* EXERCISE AIM *
Go over the entries below line by line, copying each one that contains the word "conductors".

[start]

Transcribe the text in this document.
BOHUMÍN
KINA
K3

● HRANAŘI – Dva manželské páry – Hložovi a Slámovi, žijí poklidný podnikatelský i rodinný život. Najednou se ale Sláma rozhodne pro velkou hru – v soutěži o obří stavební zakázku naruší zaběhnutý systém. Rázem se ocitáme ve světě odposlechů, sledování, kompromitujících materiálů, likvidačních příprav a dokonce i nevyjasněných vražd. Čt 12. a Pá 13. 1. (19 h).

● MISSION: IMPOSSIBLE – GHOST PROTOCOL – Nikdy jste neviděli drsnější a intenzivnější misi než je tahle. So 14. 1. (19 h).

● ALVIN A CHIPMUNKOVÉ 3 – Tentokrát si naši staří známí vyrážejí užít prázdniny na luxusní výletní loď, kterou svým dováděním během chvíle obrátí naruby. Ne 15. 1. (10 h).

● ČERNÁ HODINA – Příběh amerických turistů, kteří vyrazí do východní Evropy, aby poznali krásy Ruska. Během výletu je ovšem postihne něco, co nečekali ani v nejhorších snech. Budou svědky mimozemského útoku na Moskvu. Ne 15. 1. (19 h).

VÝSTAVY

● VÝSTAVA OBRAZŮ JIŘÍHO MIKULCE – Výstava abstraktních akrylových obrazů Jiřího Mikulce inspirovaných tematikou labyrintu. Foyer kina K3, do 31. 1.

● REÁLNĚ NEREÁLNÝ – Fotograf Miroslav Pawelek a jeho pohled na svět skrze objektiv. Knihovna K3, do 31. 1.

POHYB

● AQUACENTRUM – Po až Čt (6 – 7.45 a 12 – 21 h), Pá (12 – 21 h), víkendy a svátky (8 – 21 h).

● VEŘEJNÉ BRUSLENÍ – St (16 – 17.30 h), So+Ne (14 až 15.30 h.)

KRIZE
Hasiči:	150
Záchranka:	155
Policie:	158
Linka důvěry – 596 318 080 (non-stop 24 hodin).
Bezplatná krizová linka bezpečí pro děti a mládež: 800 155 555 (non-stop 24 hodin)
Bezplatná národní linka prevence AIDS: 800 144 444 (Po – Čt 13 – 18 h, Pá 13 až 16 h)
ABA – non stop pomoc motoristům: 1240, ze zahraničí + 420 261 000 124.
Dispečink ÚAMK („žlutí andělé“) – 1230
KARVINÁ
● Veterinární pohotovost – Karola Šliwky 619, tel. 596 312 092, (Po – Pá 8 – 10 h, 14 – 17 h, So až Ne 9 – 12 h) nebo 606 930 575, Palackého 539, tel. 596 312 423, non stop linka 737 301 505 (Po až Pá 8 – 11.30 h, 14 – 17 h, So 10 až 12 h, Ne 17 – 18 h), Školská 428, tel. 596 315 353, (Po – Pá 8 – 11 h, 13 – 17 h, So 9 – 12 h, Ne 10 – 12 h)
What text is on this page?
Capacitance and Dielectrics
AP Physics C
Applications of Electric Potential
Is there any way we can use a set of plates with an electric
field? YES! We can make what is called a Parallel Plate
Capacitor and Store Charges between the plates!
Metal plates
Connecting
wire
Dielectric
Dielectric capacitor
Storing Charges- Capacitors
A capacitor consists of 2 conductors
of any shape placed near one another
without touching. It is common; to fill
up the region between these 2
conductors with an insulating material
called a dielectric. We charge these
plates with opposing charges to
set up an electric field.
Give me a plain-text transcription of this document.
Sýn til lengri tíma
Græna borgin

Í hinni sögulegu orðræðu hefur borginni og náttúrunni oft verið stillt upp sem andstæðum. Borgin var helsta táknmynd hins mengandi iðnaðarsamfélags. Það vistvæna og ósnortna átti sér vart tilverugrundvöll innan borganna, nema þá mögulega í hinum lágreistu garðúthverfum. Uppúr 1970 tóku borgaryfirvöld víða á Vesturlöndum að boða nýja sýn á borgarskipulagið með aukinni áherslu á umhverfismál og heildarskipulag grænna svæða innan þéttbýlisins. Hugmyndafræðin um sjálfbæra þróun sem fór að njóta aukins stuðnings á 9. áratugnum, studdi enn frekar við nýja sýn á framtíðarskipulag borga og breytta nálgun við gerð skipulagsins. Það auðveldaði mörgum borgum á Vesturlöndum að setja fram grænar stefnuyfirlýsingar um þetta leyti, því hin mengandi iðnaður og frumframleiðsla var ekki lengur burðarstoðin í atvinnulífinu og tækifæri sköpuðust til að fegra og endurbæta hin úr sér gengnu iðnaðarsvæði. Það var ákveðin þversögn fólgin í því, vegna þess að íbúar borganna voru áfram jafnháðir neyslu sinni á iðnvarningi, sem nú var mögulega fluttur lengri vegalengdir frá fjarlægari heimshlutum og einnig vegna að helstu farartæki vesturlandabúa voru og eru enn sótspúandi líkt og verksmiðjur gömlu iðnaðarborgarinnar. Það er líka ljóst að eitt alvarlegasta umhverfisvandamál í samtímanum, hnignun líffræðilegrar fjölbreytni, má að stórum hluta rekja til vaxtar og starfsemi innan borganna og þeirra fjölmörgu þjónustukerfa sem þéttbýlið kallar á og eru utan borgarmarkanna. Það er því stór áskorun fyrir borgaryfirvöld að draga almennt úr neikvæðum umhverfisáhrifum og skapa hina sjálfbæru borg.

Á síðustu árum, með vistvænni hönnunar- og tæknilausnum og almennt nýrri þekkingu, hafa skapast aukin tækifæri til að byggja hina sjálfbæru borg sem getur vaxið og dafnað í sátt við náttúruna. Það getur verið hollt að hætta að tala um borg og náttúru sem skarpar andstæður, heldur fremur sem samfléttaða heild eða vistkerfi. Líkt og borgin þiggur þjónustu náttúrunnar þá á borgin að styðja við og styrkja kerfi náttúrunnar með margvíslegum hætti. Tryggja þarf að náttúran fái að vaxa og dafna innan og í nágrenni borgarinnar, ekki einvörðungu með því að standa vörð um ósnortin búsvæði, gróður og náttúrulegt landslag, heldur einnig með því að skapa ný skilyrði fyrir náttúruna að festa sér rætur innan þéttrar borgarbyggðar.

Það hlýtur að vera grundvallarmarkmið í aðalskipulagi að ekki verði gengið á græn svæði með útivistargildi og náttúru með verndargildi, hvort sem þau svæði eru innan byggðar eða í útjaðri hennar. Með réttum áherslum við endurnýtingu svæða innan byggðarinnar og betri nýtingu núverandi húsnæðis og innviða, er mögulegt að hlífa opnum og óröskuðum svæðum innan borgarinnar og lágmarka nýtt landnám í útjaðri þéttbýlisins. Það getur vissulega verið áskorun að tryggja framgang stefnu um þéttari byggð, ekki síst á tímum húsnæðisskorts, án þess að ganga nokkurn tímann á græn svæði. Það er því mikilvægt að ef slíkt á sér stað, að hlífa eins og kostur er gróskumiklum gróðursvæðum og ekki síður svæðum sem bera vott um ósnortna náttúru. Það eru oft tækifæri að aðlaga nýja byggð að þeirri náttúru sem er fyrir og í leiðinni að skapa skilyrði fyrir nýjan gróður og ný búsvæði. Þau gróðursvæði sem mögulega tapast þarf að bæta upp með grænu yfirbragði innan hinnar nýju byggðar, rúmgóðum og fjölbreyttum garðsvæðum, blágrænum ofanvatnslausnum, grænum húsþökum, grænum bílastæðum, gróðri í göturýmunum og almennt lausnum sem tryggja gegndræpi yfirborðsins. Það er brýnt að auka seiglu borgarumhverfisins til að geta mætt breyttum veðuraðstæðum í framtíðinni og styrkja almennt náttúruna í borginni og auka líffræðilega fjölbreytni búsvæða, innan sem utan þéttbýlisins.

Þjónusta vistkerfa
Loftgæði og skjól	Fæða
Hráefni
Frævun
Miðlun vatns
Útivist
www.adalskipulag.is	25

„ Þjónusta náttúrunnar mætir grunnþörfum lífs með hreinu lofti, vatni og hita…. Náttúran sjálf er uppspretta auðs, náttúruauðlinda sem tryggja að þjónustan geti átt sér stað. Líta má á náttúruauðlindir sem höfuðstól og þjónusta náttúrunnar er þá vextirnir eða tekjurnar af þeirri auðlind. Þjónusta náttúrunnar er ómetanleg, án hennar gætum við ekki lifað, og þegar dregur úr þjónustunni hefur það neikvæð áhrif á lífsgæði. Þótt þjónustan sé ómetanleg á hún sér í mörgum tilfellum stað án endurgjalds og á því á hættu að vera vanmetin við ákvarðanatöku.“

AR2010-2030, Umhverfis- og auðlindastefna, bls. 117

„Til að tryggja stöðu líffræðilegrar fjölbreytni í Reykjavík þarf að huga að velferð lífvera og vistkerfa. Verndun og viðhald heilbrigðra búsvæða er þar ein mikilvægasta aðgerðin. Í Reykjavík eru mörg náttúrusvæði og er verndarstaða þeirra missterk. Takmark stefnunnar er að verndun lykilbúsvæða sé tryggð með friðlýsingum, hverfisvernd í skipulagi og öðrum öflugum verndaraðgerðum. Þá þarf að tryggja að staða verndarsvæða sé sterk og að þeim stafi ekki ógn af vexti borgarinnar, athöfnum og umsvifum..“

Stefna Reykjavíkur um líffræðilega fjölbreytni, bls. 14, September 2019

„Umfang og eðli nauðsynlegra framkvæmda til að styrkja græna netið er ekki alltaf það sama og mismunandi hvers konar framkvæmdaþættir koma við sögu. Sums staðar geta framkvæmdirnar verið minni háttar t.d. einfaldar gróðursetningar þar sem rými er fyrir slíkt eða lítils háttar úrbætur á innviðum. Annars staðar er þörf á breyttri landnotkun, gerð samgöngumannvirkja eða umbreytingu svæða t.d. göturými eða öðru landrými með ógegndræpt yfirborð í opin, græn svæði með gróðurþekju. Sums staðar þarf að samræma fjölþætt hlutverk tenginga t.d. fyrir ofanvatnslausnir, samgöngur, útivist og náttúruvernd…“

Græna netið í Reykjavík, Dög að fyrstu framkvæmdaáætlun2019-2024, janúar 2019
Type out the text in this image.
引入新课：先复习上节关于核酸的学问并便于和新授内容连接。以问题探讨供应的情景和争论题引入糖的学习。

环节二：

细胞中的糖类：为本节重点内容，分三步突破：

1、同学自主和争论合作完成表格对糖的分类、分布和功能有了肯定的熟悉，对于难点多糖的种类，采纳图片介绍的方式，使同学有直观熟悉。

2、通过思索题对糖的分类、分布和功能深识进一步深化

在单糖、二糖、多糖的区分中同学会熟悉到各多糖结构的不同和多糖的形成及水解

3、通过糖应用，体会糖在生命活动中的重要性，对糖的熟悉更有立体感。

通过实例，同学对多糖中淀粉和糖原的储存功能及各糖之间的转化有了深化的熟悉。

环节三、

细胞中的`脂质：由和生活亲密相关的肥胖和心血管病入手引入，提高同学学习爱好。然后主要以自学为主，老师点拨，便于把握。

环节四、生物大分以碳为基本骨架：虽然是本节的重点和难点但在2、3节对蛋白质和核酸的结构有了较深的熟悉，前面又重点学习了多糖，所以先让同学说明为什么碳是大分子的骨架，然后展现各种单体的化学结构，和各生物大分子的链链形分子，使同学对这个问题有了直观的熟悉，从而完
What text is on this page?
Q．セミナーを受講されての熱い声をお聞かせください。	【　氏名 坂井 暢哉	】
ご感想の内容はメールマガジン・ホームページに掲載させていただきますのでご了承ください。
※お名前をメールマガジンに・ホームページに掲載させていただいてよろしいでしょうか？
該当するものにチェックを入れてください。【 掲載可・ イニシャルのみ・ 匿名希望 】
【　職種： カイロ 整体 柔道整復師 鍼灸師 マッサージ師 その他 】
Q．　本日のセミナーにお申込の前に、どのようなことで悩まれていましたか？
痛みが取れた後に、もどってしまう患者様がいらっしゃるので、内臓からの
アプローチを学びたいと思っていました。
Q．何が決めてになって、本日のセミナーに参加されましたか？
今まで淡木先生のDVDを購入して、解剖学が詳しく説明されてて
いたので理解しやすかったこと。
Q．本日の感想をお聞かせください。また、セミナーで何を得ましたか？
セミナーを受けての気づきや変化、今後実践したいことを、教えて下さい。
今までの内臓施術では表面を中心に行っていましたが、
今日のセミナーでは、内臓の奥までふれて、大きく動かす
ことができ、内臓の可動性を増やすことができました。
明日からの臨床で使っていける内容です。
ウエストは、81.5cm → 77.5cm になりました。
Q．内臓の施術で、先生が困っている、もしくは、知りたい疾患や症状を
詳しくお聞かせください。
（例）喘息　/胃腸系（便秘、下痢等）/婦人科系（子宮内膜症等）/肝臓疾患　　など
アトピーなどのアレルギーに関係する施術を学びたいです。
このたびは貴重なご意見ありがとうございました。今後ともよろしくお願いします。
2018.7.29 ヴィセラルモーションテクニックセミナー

[end]

* RESULT OF THE EXERCISE *
A capacitor consists of 2 conductors
conductors with an insulating material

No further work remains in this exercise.